## Source material
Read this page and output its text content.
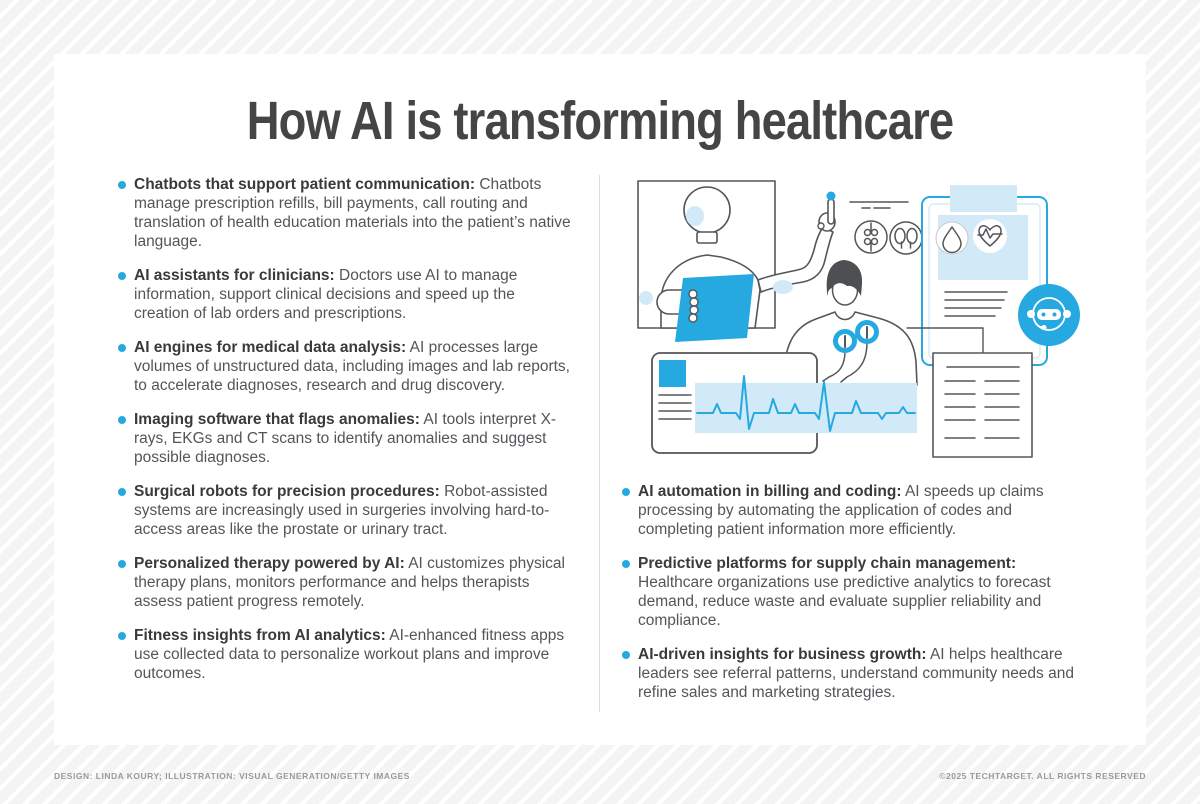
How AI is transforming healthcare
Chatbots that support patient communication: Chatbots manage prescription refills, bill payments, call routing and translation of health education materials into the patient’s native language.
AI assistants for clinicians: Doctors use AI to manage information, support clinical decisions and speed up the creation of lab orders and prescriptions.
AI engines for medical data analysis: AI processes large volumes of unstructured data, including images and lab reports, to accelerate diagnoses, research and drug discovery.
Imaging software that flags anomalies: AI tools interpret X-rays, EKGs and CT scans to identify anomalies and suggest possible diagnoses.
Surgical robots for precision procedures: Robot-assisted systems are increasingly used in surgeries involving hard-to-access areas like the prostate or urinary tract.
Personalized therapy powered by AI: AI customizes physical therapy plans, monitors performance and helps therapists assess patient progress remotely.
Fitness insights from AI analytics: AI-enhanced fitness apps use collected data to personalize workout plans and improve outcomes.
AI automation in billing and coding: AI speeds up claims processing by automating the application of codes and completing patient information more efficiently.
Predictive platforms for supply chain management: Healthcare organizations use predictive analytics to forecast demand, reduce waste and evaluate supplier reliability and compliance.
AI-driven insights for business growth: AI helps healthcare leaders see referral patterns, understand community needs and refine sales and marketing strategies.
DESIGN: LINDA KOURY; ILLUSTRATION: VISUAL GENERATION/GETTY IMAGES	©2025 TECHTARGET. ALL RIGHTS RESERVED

## Instructions for the task
Take the entries shown above and quote them verbatim, passing over the pictures.

## Result
Read this page and output its text content.
How AI is transforming healthcare
Chatbots that support patient communication: Chatbots manage prescription refills, bill payments, call routing and translation of health education materials into the patient’s native language.
AI assistants for clinicians: Doctors use AI to manage information, support clinical decisions and speed up the creation of lab orders and prescriptions.
AI engines for medical data analysis: AI processes large volumes of unstructured data, including images and lab reports, to accelerate diagnoses, research and drug discovery.
Imaging software that flags anomalies: AI tools interpret X-rays, EKGs and CT scans to identify anomalies and suggest possible diagnoses.
Surgical robots for precision procedures: Robot-assisted systems are increasingly used in surgeries involving hard-to-access areas like the prostate or urinary tract.
Personalized therapy powered by AI: AI customizes physical therapy plans, monitors performance and helps therapists assess patient progress remotely.
Fitness insights from AI analytics: AI-enhanced fitness apps use collected data to personalize workout plans and improve outcomes.
AI automation in billing and coding: AI speeds up claims processing by automating the application of codes and completing patient information more efficiently.
Predictive platforms for supply chain management: Healthcare organizations use predictive analytics to forecast demand, reduce waste and evaluate supplier reliability and compliance.
AI-driven insights for business growth: AI helps healthcare leaders see referral patterns, understand community needs and refine sales and marketing strategies.
DESIGN: LINDA KOURY; ILLUSTRATION: VISUAL GENERATION/GETTY IMAGES	©2025 TECHTARGET. ALL RIGHTS RESERVED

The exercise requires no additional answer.